- **Stated task**: Tally every line of the listing below that holds "this", then give the tally alone.

※ ※ ※

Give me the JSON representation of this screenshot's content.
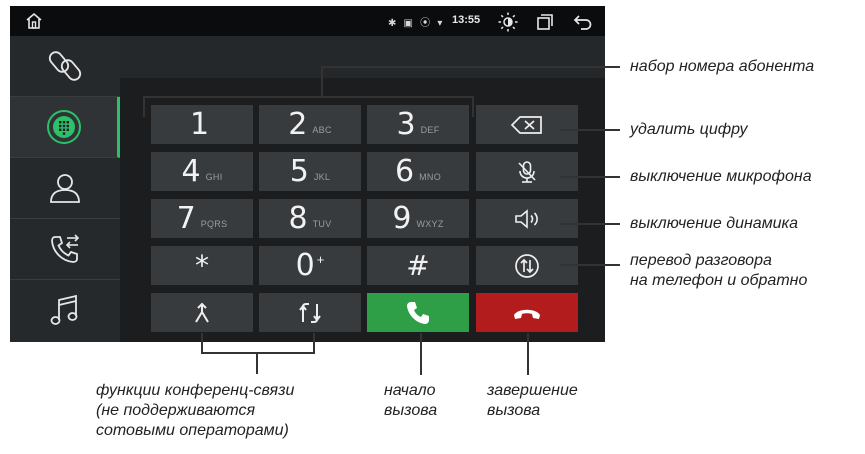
{
  "status_bar": {
    "icons_text": "✱ ▣ ⦿ ▾",
    "time": "13:55"
  },
  "keypad": [
    {
      "digit": "1",
      "letters": ""
    },
    {
      "digit": "2",
      "letters": "ABC"
    },
    {
      "digit": "3",
      "letters": "DEF"
    },
    {
      "digit": "4",
      "letters": "GHI"
    },
    {
      "digit": "5",
      "letters": "JKL"
    },
    {
      "digit": "6",
      "letters": "MNO"
    },
    {
      "digit": "7",
      "letters": "PQRS"
    },
    {
      "digit": "8",
      "letters": "TUV"
    },
    {
      "digit": "9",
      "letters": "WXYZ"
    },
    {
      "digit": "*",
      "letters": ""
    },
    {
      "digit": "0",
      "letters": "+"
    },
    {
      "digit": "#",
      "letters": ""
    }
  ],
  "annotations": {
    "number_entry": "набор номера абонента",
    "delete_digit": "удалить цифру",
    "mic_off": "выключение микрофона",
    "speaker_off": "выключение динамика",
    "transfer_line1": "перевод разговора",
    "transfer_line2": "на телефон и обратно",
    "conference_line1": "функции конференц-связи",
    "conference_line2": "(не поддерживаются",
    "conference_line3": "сотовыми операторами)",
    "call_start_line1": "начало",
    "call_start_line2": "вызова",
    "call_end_line1": "завершение",
    "call_end_line2": "вызова"
  },
  "icons": {
    "sidebar": [
      "bluetooth-link-icon",
      "dialpad-icon",
      "contacts-icon",
      "call-log-icon",
      "music-icon"
    ],
    "functions": [
      "backspace-icon",
      "mic-mute-icon",
      "speaker-icon",
      "transfer-icon"
    ],
    "bottom": [
      "merge-call-icon",
      "swap-call-icon",
      "call-icon",
      "end-call-icon"
    ]
  },
  "colors": {
    "accent_green": "#2cc06a",
    "call_green": "#2e9e47",
    "end_red": "#b31c1c"
  }
}
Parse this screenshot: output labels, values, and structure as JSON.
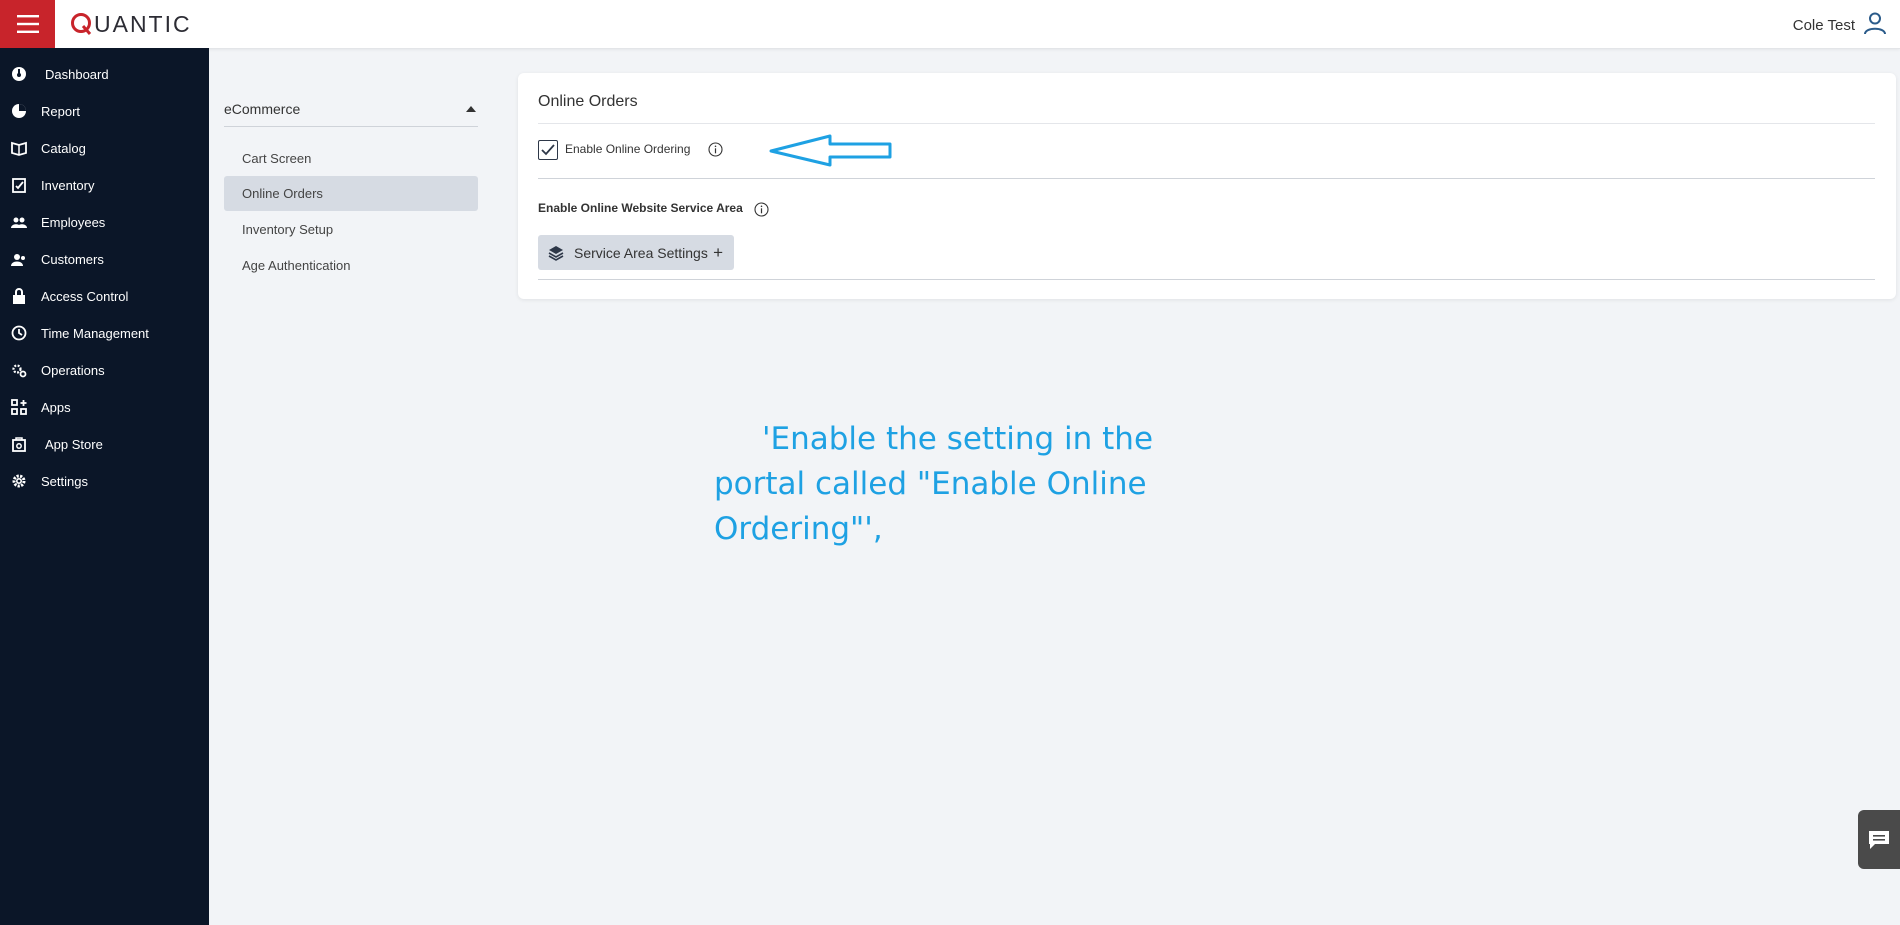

※ ※ ※

- **Final result**: 2